BEGIN Text shown

SGLT inhibitors on weight and lipid metabolism in diabetes

Diabetes mellitus (DM), is a diagnostic term for a group of metabolic disorders characterized by abnormal glucose homeostasis resulting in elevated blood sugar. Almost 90% of people with diabetes have type 2 diabetes (T2DM). Currently, more than 463 million people are living with diabetes worldwide. More alarmingly, it is predicted that nearly 230 million-plus new cases will be added to already discomforting diabetes statistics by 2045.

SGLT inhibitors and diabetes

Sodium-glucose cotransporter (SGLT) inhibitors are a new type of oral AHAs used to treat type 2 diabetes. Dapagliflozin (DAPA), canagliflozin (CANA), empagliflozin (EMPA), ertugliflozin (ERTU), and sotagliflozin (SOTA) are the five important SGLT inhibitors. Among the five, only SOTA is a dual SGLT-1/2 inhibitor. SGLT inhibitors work by blocking the glucose reabsorption of SGLT transporters, thereby reducing blood glucose.

SGLT2 accounts for 80 – 90% of renal glucose reabsorption. The roles of SGLT2 and SGLT1 in glucose reabsorption were confirmed by human studies. In humans, familial renal glycosuria, a rare benign condition, arises from SGLT2 mutations that reduce renal glucose reabsorption. Some pharmacokinetics data suggested that SGLT2 inhibitors can reduce renal glucose reabsorption by 80 – 97%. However, some clinical studies have shown that SGLT2 inhibitors can inhibit only 30 -50% of glucose reabsorption. One possible explanation is that SGLT1 may contribute to glucose reabsorption when SGLT2 is inhibited.

SGLT inhibitors and T2DM treatment

Numerous clinical trials regarding the mechanism of action of SGLT inhibitors have been conducted in recent years. SGLT inhibitors were also found to be effective in handling hyperglycemia, hyperlipidemia, hypertension, and reducing body weight. It is well known that hyperlipidemia is common in patients with diabetes mellitus and is partly responsible for the increased heart diseases in these patients. This also means SGLT inhibitors have an edge over other drugs in treating diabetes.

That being said, with regards to the effect of SGLT inhibitors on lipid metabolism in T2DM patients, there are not much reliable systematic reviews available.


Obesity and lipid metabolism are closely related to various complications of type 2 diabetes. The objective of this study was to evaluate the effect of SGLT inhibitors on lipid metabolism in T2DM patients at 24-weeks of treatment. 


Design and registration

The analytic protocol was registered with the International Prospective Register of Systematic Reviews (PROSPERO), with registration number: CRD42020198516. Ethics approval was not required for this network meta-analysis because it used data that were already in the public domain.

END Text shown
BEGIN Listed records

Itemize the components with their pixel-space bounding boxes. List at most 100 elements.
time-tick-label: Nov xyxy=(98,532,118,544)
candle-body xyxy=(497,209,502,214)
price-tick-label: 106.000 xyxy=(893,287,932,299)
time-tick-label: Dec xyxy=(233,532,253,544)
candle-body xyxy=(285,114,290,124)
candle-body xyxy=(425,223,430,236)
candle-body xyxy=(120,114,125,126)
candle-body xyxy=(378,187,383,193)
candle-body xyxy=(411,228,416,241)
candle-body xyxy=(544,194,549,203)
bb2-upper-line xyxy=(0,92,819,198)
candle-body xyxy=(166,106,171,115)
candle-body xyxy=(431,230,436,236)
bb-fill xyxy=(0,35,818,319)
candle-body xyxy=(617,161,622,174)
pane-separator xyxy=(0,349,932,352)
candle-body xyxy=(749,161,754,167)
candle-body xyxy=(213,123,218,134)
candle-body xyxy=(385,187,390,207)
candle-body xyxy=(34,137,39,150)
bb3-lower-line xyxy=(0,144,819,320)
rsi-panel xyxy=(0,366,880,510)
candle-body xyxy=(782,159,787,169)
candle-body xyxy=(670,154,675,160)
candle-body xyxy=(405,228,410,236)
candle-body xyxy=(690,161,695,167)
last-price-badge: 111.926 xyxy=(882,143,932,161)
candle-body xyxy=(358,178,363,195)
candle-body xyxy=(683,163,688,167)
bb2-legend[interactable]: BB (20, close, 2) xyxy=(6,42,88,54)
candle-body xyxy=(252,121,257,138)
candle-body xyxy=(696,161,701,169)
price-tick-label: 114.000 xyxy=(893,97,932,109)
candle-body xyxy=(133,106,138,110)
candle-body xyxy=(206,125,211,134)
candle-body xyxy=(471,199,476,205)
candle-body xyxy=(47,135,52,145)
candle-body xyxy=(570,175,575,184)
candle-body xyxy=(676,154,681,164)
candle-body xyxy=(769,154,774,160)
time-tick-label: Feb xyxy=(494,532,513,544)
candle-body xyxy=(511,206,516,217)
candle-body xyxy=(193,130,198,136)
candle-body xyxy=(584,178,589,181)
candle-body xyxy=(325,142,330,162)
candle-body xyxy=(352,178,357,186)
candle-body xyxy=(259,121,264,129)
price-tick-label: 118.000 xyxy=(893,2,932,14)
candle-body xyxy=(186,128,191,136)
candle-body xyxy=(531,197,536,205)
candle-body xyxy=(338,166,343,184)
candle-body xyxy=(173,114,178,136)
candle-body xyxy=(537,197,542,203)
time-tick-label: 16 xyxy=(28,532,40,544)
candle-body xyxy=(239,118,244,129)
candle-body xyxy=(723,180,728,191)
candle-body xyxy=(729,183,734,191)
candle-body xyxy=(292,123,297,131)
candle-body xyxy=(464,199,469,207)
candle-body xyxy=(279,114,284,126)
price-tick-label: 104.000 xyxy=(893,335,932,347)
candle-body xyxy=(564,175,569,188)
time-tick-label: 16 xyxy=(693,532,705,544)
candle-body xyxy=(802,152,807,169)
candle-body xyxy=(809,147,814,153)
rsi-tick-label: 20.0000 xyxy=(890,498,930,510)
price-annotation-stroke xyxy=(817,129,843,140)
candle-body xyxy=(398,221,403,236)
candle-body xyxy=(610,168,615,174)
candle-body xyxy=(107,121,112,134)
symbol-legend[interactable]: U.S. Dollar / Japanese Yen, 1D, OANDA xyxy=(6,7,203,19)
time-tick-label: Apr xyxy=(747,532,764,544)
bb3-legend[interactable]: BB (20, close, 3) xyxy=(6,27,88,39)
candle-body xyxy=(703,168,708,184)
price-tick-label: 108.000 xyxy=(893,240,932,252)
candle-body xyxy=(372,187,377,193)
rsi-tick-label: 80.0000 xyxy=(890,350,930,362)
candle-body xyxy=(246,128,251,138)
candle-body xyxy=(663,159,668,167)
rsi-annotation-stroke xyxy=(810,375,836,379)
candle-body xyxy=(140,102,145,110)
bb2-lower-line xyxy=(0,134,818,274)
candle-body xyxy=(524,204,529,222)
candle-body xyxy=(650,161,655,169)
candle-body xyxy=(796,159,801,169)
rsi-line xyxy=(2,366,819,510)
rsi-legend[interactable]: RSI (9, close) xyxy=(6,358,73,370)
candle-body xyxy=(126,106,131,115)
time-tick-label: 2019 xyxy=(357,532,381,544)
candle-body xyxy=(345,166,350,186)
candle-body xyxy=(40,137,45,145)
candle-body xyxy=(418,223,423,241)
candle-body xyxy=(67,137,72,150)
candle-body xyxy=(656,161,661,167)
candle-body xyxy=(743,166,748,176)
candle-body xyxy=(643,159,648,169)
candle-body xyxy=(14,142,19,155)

END Listed records

> **List of tasks**:
A. Answer these questions using the text on SGLT inhibitors, one line per answer:
(i) What share of people with diabetes have type 2 diabetes?
(ii) Which of the five SGLT inhibitors is a dual SGLT-1/2 inhibitor?
(iii) What registration number did the analytic protocol receive?
B. Transcribe the passage from the text on SGLT inhibitors starting with "Design and registration" and going on through "the public domain.".

> **Set of answers**:
A.
(i) Almost 90%
(ii) Sotagliflozin (SOTA)
(iii) CRD42020198516

B.
Design and registration

The analytic protocol was registered with the International Prospective Register of Systematic Reviews (PROSPERO), with registration number: CRD42020198516. Ethics approval was not required for this network meta-analysis because it used data that were already in the public domain.